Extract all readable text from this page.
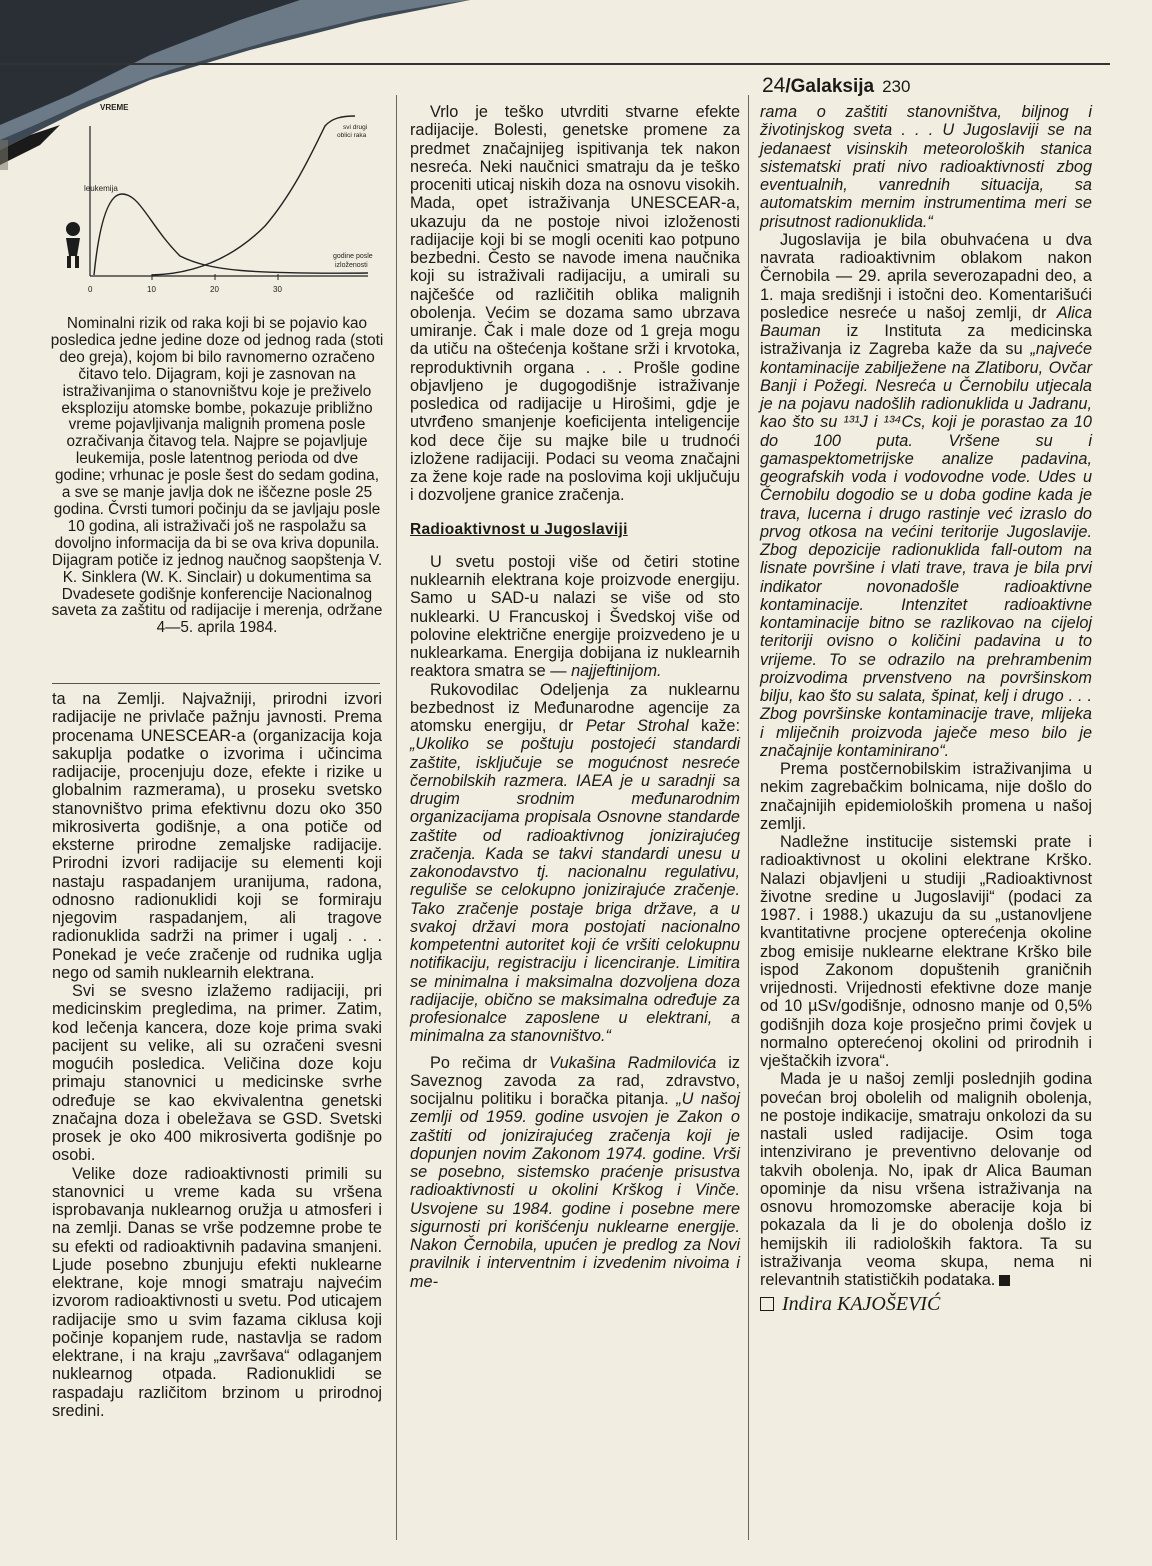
24/Galaksija 230
VREME
leukemija
svi drugi
oblici raka
godine posle
izloženosti
0	10	20	30
Nominalni rizik od raka koji bi se pojavio kao posledica jedne jedine doze od jednog rada (stoti deo greja), kojom bi bilo ravnomerno ozračeno čitavo telo. Dijagram, koji je zasnovan na istraživanjima o stanovništvu koje je preživelo eksploziju atomske bombe, pokazuje približno vreme pojavljivanja malignih promena posle ozračivanja čitavog tela. Najpre se pojavljuje leukemija, posle latentnog perioda od dve godine; vrhunac je posle šest do sedam godina, a sve se manje javlja dok ne iščezne posle 25 godina. Čvrsti tumori počinju da se javljaju posle 10 godina, ali istraživači još ne raspolažu sa dovoljno informacija da bi se ova kriva dopunila. Dijagram potiče iz jednog naučnog saopštenja V. K. Sinklera (W. K. Sinclair) u dokumentima sa Dvadesete godišnje konferencije Nacionalnog saveta za zaštitu od radijacije i merenja, održane 4—5. aprila 1984.

ta na Zemlji. Najvažniji, prirodni izvori radijacije ne privlače pažnju javnosti. Prema procenama UNESCEAR-a (organizacija koja sakuplja podatke o izvorima i učincima radijacije, procenjuju doze, efekte i rizike u globalnim razmerama), u proseku svetsko stanovništvo prima efektivnu dozu oko 350 mikrosiverta godišnje, a ona potiče od eksterne prirodne zemaljske radijacije. Prirodni izvori radijacije su elementi koji nastaju raspadanjem uranijuma, radona, odnosno radionuklidi koji se formiraju njegovim raspadanjem, ali tragove radionuklida sadrži na primer i ugalj . . . Ponekad je veće zračenje od rudnika uglja nego od samih nuklearnih elektrana.

Svi se svesno izlažemo radijaciji, pri medicinskim pregledima, na primer. Zatim, kod lečenja kancera, doze koje prima svaki pacijent su velike, ali su ozračeni svesni mogućih posledica. Veličina doze koju primaju stanovnici u medicinske svrhe određuje se kao ekvivalentna genetski značajna doza i obeležava se GSD. Svetski prosek je oko 400 mikrosiverta godišnje po osobi.

Velike doze radioaktivnosti primili su stanovnici u vreme kada su vršena isprobavanja nuklearnog oružja u atmosferi i na zemlji. Danas se vrše podzemne probe te su efekti od radioaktivnih padavina smanjeni. Ljude posebno zbunjuju efekti nuklearne elektrane, koje mnogi smatraju najvećim izvorom radioaktivnosti u svetu. Pod uticajem radijacije smo u svim fazama ciklusa koji počinje kopanjem rude, nastavlja se radom elektrane, i na kraju „završava“ odlaganjem nuklearnog otpada. Radionuklidi se raspadaju različitom brzinom u prirodnoj sredini.

Vrlo je teško utvrditi stvarne efekte radijacije. Bolesti, genetske promene za predmet značajnijeg ispitivanja tek nakon nesreća. Neki naučnici smatraju da je teško proceniti uticaj niskih doza na osnovu visokih. Mada, opet istraživanja UNESCEAR-a, ukazuju da ne postoje nivoi izloženosti radijacije koji bi se mogli oceniti kao potpuno bezbedni. Često se navode imena naučnika koji su istraživali radijaciju, a umirali su najčešće od različitih oblika malignih obolenja. Većim se dozama samo ubrzava umiranje. Čak i male doze od 1 greja mogu da utiču na oštećenja koštane srži i krvotoka, reproduktivnih organa . . . Prošle godine objavljeno je dugogodišnje istraživanje posledica od radijacije u Hirošimi, gdje je utvrđeno smanjenje koeficijenta inteligencije kod dece čije su majke bile u trudnoći izložene radijaciji. Podaci su veoma značajni za žene koje rade na poslovima koji uključuju i dozvoljene granice zračenja.

Radioaktivnost u Jugoslaviji

U svetu postoji više od četiri stotine nuklearnih elektrana koje proizvode energiju. Samo u SAD-u nalazi se više od sto nuklearki. U Francuskoj i Švedskoj više od polovine električne energije proizvedeno je u nuklearkama. Energija dobijana iz nuklearnih reaktora smatra se — najjeftinijom.

Rukovodilac Odeljenja za nuklearnu bezbednost iz Međunarodne agencije za atomsku energiju, dr Petar Strohal kaže: „Ukoliko se poštuju postojeći standardi zaštite, isključuje se mogućnost nesreće černobilskih razmera. IAEA je u saradnji sa drugim srodnim međunarodnim organizacijama propisala Osnovne standarde zaštite od radioaktivnog jonizirajućeg zračenja. Kada se takvi standardi unesu u zakonodavstvo tj. nacionalnu regulativu, reguliše se celokupno jonizirajuće zračenje. Tako zračenje postaje briga države, a u svakoj državi mora postojati nacionalno kompetentni autoritet koji će vršiti celokupnu notifikaciju, registraciju i licenciranje. Limitira se minimalna i maksimalna dozvoljena doza radijacije, obično se maksimalna određuje za profesionalce zaposlene u elektrani, a minimalna za stanovništvo.“

Po rečima dr Vukašina Radmilovića iz Saveznog zavoda za rad, zdravstvo, socijalnu politiku i boračka pitanja. „U našoj zemlji od 1959. godine usvojen je Zakon o zaštiti od jonizirajućeg zračenja koji je dopunjen novim Zakonom 1974. godine. Vrši se posebno, sistemsko praćenje prisustva radioaktivnosti u okolini Krškog i Vinče. Usvojene su 1984. godine i posebne mere sigurnosti pri korišćenju nuklearne energije. Nakon Černobila, upućen je predlog za Novi pravilnik i interventnim i izvedenim nivoima i me-

rama o zaštiti stanovništva, biljnog i životinjskog sveta . . . U Jugoslaviji se na jedanaest visinskih meteoroloških stanica sistematski prati nivo radioaktivnosti zbog eventualnih, vanrednih situacija, sa automatskim mernim instrumentima meri se prisutnost radionuklida.“

Jugoslavija je bila obuhvaćena u dva navrata radioaktivnim oblakom nakon Černobila — 29. aprila severozapadni deo, a 1. maja središnji i istočni deo. Komentarišući posledice nesreće u našoj zemlji, dr Alica Bauman iz Instituta za medicinska istraživanja iz Zagreba kaže da su „najveće kontaminacije zabilježene na Zlatiboru, Ovčar Banji i Požegi. Nesreća u Černobilu utjecala je na pojavu nadošlih radionuklida u Jadranu, kao što su ¹³¹J i ¹³⁴Cs, koji je porastao za 10 do 100 puta. Vršene su i gamaspektometrijske analize padavina, geografskih voda i vodovodne vode. Udes u Černobilu dogodio se u doba godine kada je trava, lucerna i drugo rastinje već izraslo do prvog otkosa na većini teritorije Jugoslavije. Zbog depozicije radionuklida fall-outom na lisnate površine i vlati trave, trava je bila prvi indikator novonadošle radioaktivne kontaminacije. Intenzitet radioaktivne kontaminacije bitno se razlikovao na cijeloj teritoriji ovisno o količini padavina u to vrijeme. To se odrazilo na prehrambenim proizvodima prvenstveno na površinskom bilju, kao što su salata, špinat, kelj i drugo . . . Zbog površinske kontaminacije trave, mlijeka i mliječnih proizvoda jaječe meso bilo je značajnije kontaminirano“.

Prema postčernobilskim istraživanjima u nekim zagrebačkim bolnicama, nije došlo do značajnijih epidemioloških promena u našoj zemlji.

Nadležne institucije sistemski prate i radioaktivnost u okolini elektrane Krško. Nalazi objavljeni u studiji „Radioaktivnost životne sredine u Jugoslaviji“ (podaci za 1987. i 1988.) ukazuju da su „ustanovljene kvantitativne procjene opterećenja okoline zbog emisije nuklearne elektrane Krško bile ispod Zakonom dopuštenih graničnih vrijednosti. Vrijednosti efektivne doze manje od 10 µSv/godišnje, odnosno manje od 0,5% godišnjih doza koje prosječno primi čovjek u normalno opterećenoj okolini od prirodnih i vještačkih izvora“.

Mada je u našoj zemlji poslednjih godina povećan broj obolelih od malignih obolenja, ne postoje indikacije, smatraju onkolozi da su nastali usled radijacije. Osim toga intenzivirano je preventivno delovanje od takvih obolenja. No, ipak dr Alica Bauman opominje da nisu vršena istraživanja na osnovu hromozomske aberacije koja bi pokazala da li je do obolenja došlo iz hemijskih ili radioloških faktora. Ta su istraživanja veoma skupa, nema ni relevantnih statističkih podataka.

Indira KAJOŠEVIĆ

****

_Exercise_.
Please state only the number of lines above that hold the string "došlo".

_Task answer_.
2